Region boundary data
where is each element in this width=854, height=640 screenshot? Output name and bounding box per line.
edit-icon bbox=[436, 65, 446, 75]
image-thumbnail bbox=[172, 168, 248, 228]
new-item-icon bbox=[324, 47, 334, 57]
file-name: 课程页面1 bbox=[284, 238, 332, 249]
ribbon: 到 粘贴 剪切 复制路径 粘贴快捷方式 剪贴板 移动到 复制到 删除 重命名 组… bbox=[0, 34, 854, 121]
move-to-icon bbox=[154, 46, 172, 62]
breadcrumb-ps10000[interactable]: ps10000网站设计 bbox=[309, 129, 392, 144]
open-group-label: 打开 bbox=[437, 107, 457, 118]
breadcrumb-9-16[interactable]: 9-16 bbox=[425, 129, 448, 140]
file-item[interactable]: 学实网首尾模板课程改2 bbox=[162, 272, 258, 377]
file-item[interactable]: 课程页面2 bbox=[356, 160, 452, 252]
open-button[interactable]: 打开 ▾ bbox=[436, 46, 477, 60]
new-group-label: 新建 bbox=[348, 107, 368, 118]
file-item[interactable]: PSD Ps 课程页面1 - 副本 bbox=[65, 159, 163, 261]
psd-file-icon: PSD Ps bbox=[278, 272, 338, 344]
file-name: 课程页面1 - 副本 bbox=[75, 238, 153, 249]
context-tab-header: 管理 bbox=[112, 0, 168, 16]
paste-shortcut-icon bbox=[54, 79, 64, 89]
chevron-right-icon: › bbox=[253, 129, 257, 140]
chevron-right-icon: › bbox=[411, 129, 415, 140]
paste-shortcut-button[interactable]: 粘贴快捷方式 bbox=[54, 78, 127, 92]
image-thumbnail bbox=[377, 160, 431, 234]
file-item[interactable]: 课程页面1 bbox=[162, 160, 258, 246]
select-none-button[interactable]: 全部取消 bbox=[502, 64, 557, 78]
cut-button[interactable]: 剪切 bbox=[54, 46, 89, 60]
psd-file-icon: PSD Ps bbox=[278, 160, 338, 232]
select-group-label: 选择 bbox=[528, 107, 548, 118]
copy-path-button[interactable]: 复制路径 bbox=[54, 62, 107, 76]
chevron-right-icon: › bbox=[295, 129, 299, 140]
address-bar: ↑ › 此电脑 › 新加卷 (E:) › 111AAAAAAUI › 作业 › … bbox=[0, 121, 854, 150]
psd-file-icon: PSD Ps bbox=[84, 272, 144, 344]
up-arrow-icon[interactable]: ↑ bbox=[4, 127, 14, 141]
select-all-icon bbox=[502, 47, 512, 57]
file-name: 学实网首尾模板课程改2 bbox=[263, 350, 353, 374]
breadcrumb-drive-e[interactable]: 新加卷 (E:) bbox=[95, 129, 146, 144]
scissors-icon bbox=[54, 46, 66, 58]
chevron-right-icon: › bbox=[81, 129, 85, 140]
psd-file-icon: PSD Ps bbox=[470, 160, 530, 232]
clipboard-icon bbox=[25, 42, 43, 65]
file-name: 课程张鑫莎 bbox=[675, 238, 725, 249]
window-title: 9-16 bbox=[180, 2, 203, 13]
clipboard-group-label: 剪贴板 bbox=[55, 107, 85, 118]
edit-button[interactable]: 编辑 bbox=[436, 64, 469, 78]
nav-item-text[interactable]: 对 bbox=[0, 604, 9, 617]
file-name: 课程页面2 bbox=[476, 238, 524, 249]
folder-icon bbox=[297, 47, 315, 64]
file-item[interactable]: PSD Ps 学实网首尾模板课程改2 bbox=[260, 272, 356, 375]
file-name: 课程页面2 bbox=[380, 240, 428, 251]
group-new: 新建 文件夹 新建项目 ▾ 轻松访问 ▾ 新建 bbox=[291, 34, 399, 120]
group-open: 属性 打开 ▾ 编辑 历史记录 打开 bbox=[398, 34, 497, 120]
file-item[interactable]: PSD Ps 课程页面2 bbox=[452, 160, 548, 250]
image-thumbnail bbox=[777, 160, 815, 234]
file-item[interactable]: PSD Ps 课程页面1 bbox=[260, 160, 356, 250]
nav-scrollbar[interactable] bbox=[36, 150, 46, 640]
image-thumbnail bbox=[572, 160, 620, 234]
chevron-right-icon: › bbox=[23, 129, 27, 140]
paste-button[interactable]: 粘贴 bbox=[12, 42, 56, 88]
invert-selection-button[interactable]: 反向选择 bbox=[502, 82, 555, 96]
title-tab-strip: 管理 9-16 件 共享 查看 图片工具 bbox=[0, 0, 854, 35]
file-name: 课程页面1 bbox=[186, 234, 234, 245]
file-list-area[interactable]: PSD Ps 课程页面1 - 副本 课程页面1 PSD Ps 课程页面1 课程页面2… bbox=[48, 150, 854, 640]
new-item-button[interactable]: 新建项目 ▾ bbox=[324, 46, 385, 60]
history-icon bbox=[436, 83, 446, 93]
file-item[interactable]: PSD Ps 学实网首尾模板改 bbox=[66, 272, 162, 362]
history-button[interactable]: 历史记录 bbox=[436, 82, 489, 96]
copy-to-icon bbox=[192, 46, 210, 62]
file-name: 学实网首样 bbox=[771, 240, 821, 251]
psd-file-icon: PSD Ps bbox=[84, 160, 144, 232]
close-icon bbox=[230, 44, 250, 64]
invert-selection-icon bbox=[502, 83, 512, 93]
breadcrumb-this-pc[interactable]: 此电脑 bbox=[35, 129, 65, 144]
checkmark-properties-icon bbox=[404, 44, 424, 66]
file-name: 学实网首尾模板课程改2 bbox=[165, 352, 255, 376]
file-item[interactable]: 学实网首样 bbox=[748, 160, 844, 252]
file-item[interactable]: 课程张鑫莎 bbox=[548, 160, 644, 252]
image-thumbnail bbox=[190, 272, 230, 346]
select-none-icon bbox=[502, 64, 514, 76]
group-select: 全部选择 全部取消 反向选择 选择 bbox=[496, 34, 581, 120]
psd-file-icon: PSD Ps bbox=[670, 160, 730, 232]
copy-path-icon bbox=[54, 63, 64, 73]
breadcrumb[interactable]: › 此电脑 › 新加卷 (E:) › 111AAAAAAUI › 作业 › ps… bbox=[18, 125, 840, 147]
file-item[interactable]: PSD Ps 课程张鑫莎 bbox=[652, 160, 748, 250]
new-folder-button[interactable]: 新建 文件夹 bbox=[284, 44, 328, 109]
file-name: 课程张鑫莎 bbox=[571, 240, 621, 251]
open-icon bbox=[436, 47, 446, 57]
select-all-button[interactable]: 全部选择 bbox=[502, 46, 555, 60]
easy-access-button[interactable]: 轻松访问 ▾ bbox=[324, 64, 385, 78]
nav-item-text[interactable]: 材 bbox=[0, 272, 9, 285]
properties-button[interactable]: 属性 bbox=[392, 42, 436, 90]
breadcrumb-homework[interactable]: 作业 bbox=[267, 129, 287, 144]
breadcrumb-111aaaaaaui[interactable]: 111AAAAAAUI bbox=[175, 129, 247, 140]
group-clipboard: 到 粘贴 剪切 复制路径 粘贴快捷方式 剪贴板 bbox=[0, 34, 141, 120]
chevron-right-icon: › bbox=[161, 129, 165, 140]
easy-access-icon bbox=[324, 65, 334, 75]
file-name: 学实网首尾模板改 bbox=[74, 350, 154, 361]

Written problem — Copy out every line of the region boundary data above exactly as it stands.

Exercise solution —
where is each element in this width=854, height=640 screenshot? Output name and bounding box per line.
edit-icon bbox=[436, 65, 446, 75]
image-thumbnail bbox=[172, 168, 248, 228]
new-item-icon bbox=[324, 47, 334, 57]
file-name: 课程页面1 bbox=[284, 238, 332, 249]
ribbon: 到 粘贴 剪切 复制路径 粘贴快捷方式 剪贴板 移动到 复制到 删除 重命名 组… bbox=[0, 34, 854, 121]
move-to-icon bbox=[154, 46, 172, 62]
breadcrumb-ps10000[interactable]: ps10000网站设计 bbox=[309, 129, 392, 144]
open-group-label: 打开 bbox=[437, 107, 457, 118]
breadcrumb-9-16[interactable]: 9-16 bbox=[425, 129, 448, 140]
file-item[interactable]: 学实网首尾模板课程改2 bbox=[162, 272, 258, 377]
file-item[interactable]: 课程页面2 bbox=[356, 160, 452, 252]
open-button[interactable]: 打开 ▾ bbox=[436, 46, 477, 60]
new-group-label: 新建 bbox=[348, 107, 368, 118]
file-item[interactable]: PSD Ps 课程页面1 - 副本 bbox=[65, 159, 163, 261]
psd-file-icon: PSD Ps bbox=[278, 272, 338, 344]
file-name: 课程页面1 - 副本 bbox=[75, 238, 153, 249]
context-tab-header: 管理 bbox=[112, 0, 168, 16]
paste-shortcut-icon bbox=[54, 79, 64, 89]
chevron-right-icon: › bbox=[253, 129, 257, 140]
chevron-right-icon: › bbox=[411, 129, 415, 140]
paste-shortcut-button[interactable]: 粘贴快捷方式 bbox=[54, 78, 127, 92]
image-thumbnail bbox=[377, 160, 431, 234]
file-item[interactable]: 课程页面1 bbox=[162, 160, 258, 246]
select-none-button[interactable]: 全部取消 bbox=[502, 64, 557, 78]
cut-button[interactable]: 剪切 bbox=[54, 46, 89, 60]
psd-file-icon: PSD Ps bbox=[278, 160, 338, 232]
select-group-label: 选择 bbox=[528, 107, 548, 118]
copy-path-button[interactable]: 复制路径 bbox=[54, 62, 107, 76]
chevron-right-icon: › bbox=[295, 129, 299, 140]
address-bar: ↑ › 此电脑 › 新加卷 (E:) › 111AAAAAAUI › 作业 › … bbox=[0, 121, 854, 150]
psd-file-icon: PSD Ps bbox=[84, 272, 144, 344]
up-arrow-icon[interactable]: ↑ bbox=[4, 127, 14, 141]
select-all-icon bbox=[502, 47, 512, 57]
file-name: 学实网首尾模板课程改2 bbox=[263, 350, 353, 374]
breadcrumb-drive-e[interactable]: 新加卷 (E:) bbox=[95, 129, 146, 144]
scissors-icon bbox=[54, 46, 66, 58]
chevron-right-icon: › bbox=[81, 129, 85, 140]
psd-file-icon: PSD Ps bbox=[470, 160, 530, 232]
clipboard-icon bbox=[25, 42, 43, 65]
file-name: 课程张鑫莎 bbox=[675, 238, 725, 249]
window-title: 9-16 bbox=[180, 2, 203, 13]
clipboard-group-label: 剪贴板 bbox=[55, 107, 85, 118]
edit-button[interactable]: 编辑 bbox=[436, 64, 469, 78]
nav-item-text[interactable]: 对 bbox=[0, 604, 9, 617]
file-name: 课程页面2 bbox=[476, 238, 524, 249]
folder-icon bbox=[297, 47, 315, 64]
file-item[interactable]: PSD Ps 学实网首尾模板课程改2 bbox=[260, 272, 356, 375]
file-name: 课程页面2 bbox=[380, 240, 428, 251]
group-new: 新建 文件夹 新建项目 ▾ 轻松访问 ▾ 新建 bbox=[291, 34, 399, 120]
group-open: 属性 打开 ▾ 编辑 历史记录 打开 bbox=[398, 34, 497, 120]
file-item[interactable]: PSD Ps 课程页面2 bbox=[452, 160, 548, 250]
image-thumbnail bbox=[777, 160, 815, 234]
file-item[interactable]: PSD Ps 课程页面1 bbox=[260, 160, 356, 250]
nav-scrollbar[interactable] bbox=[36, 150, 46, 640]
image-thumbnail bbox=[572, 160, 620, 234]
chevron-right-icon: › bbox=[23, 129, 27, 140]
paste-button[interactable]: 粘贴 bbox=[12, 42, 56, 88]
invert-selection-button[interactable]: 反向选择 bbox=[502, 82, 555, 96]
title-tab-strip: 管理 9-16 件 共享 查看 图片工具 bbox=[0, 0, 854, 35]
file-name: 课程页面1 bbox=[186, 234, 234, 245]
file-list-area[interactable]: PSD Ps 课程页面1 - 副本 课程页面1 PSD Ps 课程页面1 课程页面2… bbox=[48, 150, 854, 640]
new-item-button[interactable]: 新建项目 ▾ bbox=[324, 46, 385, 60]
history-icon bbox=[436, 83, 446, 93]
file-item[interactable]: PSD Ps 学实网首尾模板改 bbox=[66, 272, 162, 362]
history-button[interactable]: 历史记录 bbox=[436, 82, 489, 96]
copy-to-icon bbox=[192, 46, 210, 62]
file-name: 学实网首样 bbox=[771, 240, 821, 251]
psd-file-icon: PSD Ps bbox=[84, 160, 144, 232]
close-icon bbox=[230, 44, 250, 64]
invert-selection-icon bbox=[502, 83, 512, 93]
breadcrumb-this-pc[interactable]: 此电脑 bbox=[35, 129, 65, 144]
checkmark-properties-icon bbox=[404, 44, 424, 66]
file-name: 学实网首尾模板课程改2 bbox=[165, 352, 255, 376]
file-item[interactable]: 学实网首样 bbox=[748, 160, 844, 252]
file-item[interactable]: 课程张鑫莎 bbox=[548, 160, 644, 252]
image-thumbnail bbox=[190, 272, 230, 346]
select-none-icon bbox=[502, 64, 514, 76]
group-select: 全部选择 全部取消 反向选择 选择 bbox=[496, 34, 581, 120]
psd-file-icon: PSD Ps bbox=[670, 160, 730, 232]
copy-path-icon bbox=[54, 63, 64, 73]
breadcrumb[interactable]: › 此电脑 › 新加卷 (E:) › 111AAAAAAUI › 作业 › ps… bbox=[18, 125, 840, 147]
file-item[interactable]: PSD Ps 课程张鑫莎 bbox=[652, 160, 748, 250]
new-folder-button[interactable]: 新建 文件夹 bbox=[284, 44, 328, 109]
file-name: 课程张鑫莎 bbox=[571, 240, 621, 251]
open-icon bbox=[436, 47, 446, 57]
select-all-button[interactable]: 全部选择 bbox=[502, 46, 555, 60]
easy-access-button[interactable]: 轻松访问 ▾ bbox=[324, 64, 385, 78]
nav-item-text[interactable]: 材 bbox=[0, 272, 9, 285]
properties-button[interactable]: 属性 bbox=[392, 42, 436, 90]
breadcrumb-homework[interactable]: 作业 bbox=[267, 129, 287, 144]
breadcrumb-111aaaaaaui[interactable]: 111AAAAAAUI bbox=[175, 129, 247, 140]
group-clipboard: 到 粘贴 剪切 复制路径 粘贴快捷方式 剪贴板 bbox=[0, 34, 141, 120]
chevron-right-icon: › bbox=[161, 129, 165, 140]
easy-access-icon bbox=[324, 65, 334, 75]
file-name: 学实网首尾模板改 bbox=[74, 350, 154, 361]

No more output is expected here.